Spot each line that carries the word "LowPolyDungeons"; copy those lines.

· · · · · · ·

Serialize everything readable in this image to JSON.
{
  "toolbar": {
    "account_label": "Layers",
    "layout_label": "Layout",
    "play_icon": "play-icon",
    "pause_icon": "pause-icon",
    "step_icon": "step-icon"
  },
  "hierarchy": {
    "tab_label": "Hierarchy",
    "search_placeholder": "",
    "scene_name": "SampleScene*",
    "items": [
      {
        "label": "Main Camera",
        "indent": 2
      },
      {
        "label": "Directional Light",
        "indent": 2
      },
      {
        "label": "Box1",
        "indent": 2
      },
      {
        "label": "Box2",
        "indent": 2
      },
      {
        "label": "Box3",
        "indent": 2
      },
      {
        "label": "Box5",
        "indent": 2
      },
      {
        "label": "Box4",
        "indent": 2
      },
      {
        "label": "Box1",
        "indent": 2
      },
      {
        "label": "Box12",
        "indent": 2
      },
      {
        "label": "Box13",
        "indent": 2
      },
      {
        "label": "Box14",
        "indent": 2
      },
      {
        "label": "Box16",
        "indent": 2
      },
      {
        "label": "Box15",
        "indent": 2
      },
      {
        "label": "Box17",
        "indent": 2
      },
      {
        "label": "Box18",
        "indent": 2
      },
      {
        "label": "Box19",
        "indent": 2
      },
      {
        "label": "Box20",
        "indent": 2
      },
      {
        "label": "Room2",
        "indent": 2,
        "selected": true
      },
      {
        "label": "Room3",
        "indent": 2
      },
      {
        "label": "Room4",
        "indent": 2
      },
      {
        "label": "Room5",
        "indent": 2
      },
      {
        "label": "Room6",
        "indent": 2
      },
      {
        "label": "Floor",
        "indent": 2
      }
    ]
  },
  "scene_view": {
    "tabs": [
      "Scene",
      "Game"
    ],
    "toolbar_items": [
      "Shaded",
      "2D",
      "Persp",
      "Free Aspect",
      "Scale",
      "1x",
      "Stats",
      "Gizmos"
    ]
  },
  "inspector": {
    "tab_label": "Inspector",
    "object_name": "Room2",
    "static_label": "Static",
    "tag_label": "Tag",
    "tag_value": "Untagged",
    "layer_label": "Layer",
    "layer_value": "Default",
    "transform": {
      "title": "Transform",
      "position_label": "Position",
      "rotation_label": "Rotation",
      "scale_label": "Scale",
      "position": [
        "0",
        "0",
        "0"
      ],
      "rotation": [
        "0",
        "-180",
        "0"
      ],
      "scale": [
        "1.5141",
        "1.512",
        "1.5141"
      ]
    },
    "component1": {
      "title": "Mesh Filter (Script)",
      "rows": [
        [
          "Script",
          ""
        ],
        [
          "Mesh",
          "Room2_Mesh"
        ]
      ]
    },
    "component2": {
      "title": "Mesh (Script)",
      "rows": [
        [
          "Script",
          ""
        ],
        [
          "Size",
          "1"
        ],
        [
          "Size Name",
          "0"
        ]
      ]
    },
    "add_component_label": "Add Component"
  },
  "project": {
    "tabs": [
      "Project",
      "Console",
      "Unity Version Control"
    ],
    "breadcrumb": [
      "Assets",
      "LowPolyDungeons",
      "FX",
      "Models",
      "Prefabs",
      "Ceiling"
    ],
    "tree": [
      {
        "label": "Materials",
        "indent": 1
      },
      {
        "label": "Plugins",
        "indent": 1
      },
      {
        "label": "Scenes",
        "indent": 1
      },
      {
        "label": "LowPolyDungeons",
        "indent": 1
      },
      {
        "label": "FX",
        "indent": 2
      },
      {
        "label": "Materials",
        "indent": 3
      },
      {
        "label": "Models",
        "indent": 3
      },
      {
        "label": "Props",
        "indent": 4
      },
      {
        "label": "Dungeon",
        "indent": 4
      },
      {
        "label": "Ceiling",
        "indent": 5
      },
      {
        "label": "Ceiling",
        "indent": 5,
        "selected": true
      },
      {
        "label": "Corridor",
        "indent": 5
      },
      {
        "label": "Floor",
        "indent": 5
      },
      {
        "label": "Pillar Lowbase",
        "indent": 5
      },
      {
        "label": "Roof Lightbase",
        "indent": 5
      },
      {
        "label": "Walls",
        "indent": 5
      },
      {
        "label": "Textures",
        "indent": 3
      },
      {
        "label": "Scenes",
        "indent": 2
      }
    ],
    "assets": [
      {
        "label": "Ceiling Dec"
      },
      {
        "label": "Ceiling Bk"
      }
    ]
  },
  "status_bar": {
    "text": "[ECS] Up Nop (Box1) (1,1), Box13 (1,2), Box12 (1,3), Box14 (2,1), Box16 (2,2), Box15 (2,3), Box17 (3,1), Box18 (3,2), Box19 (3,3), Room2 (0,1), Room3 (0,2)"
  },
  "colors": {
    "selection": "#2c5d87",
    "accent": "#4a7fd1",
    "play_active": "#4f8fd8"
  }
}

· · · · · · ·

-- SOLVED EXERCISE --
      "LowPolyDungeons",
        "label": "LowPolyDungeons",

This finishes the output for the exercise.